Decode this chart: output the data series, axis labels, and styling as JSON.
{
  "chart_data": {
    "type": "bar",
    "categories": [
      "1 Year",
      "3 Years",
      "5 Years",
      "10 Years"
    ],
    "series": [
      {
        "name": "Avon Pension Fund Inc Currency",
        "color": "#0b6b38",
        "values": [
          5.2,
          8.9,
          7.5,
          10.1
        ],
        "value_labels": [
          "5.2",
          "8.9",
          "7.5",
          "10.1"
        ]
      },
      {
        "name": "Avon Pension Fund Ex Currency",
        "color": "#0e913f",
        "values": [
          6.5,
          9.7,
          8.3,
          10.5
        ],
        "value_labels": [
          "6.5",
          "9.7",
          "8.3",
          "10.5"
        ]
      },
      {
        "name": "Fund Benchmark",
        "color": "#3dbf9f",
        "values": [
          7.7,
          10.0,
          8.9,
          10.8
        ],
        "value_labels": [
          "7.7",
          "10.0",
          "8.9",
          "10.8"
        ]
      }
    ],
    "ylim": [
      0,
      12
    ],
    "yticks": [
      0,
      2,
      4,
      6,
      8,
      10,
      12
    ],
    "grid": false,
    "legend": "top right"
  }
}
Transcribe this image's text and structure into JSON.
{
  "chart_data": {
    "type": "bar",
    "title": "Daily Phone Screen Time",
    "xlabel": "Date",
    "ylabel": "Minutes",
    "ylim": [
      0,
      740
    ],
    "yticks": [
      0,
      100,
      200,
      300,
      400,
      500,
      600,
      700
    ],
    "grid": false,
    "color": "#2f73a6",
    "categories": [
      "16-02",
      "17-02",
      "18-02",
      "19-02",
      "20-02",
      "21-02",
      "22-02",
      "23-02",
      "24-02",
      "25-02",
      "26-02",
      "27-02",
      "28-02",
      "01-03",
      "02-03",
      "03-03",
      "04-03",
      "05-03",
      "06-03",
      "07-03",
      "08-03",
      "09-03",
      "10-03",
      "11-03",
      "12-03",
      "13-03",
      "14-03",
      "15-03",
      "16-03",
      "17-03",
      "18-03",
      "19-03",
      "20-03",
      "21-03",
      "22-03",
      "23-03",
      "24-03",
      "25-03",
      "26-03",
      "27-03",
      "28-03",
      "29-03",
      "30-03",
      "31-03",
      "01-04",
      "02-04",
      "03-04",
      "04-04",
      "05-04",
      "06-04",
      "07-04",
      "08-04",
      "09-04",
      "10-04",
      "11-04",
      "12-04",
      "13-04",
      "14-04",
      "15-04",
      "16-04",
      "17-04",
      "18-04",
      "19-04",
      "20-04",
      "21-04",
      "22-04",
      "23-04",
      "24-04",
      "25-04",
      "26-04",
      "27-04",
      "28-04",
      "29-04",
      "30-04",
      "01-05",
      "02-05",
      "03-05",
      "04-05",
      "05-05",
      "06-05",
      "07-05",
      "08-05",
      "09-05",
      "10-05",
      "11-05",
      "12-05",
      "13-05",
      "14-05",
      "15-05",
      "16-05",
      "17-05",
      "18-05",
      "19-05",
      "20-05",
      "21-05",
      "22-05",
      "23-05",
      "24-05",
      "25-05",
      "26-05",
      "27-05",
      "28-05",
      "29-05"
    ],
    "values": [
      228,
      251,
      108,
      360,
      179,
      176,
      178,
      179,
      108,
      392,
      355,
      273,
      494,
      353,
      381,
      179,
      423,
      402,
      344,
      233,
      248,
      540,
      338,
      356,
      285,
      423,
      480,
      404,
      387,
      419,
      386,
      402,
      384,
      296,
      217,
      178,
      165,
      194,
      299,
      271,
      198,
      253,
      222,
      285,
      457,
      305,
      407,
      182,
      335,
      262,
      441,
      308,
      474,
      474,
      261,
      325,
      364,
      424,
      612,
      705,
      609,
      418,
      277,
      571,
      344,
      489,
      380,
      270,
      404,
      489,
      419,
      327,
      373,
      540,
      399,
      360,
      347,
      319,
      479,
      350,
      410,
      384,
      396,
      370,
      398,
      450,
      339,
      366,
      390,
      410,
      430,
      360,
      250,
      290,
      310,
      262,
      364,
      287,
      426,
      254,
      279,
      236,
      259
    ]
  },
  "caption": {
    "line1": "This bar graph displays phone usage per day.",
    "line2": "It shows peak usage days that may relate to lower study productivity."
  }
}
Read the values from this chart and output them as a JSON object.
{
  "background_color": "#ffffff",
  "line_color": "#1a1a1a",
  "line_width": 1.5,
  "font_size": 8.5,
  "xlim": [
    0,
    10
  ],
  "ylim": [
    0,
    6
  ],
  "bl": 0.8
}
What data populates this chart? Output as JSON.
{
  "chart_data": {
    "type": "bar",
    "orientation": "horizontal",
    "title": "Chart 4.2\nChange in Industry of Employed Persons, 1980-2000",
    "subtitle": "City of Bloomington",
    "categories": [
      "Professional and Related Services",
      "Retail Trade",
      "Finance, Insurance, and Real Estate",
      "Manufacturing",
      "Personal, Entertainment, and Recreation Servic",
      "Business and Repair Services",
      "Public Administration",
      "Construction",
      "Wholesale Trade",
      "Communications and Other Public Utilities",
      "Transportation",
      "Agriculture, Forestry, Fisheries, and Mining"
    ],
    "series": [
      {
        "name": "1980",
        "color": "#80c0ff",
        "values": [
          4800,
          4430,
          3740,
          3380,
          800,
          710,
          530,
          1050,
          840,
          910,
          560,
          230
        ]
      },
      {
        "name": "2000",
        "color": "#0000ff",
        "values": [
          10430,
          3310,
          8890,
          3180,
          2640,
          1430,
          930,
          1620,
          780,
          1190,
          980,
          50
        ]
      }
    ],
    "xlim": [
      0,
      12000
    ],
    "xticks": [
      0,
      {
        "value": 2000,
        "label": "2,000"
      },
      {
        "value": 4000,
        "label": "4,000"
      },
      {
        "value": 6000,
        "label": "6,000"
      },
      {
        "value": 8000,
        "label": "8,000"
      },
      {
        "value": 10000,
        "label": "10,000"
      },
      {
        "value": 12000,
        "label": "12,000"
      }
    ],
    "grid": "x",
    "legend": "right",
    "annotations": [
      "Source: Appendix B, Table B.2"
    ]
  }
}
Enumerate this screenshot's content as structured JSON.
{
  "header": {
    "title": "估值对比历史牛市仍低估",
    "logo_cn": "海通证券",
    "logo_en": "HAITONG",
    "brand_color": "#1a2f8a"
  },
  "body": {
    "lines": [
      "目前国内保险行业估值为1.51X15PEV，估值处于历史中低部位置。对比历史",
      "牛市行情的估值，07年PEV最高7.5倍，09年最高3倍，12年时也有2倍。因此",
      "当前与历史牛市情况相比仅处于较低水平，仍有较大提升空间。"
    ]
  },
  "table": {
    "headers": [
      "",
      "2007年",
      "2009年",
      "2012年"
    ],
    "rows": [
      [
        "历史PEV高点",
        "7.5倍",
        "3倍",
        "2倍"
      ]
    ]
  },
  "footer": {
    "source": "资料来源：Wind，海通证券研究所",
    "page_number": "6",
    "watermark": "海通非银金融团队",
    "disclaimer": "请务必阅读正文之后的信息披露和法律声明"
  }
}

_Exercise brief_
Looking at the material above, count the lines containing the string "Services" and reply with the count alone.

_Task solution_
2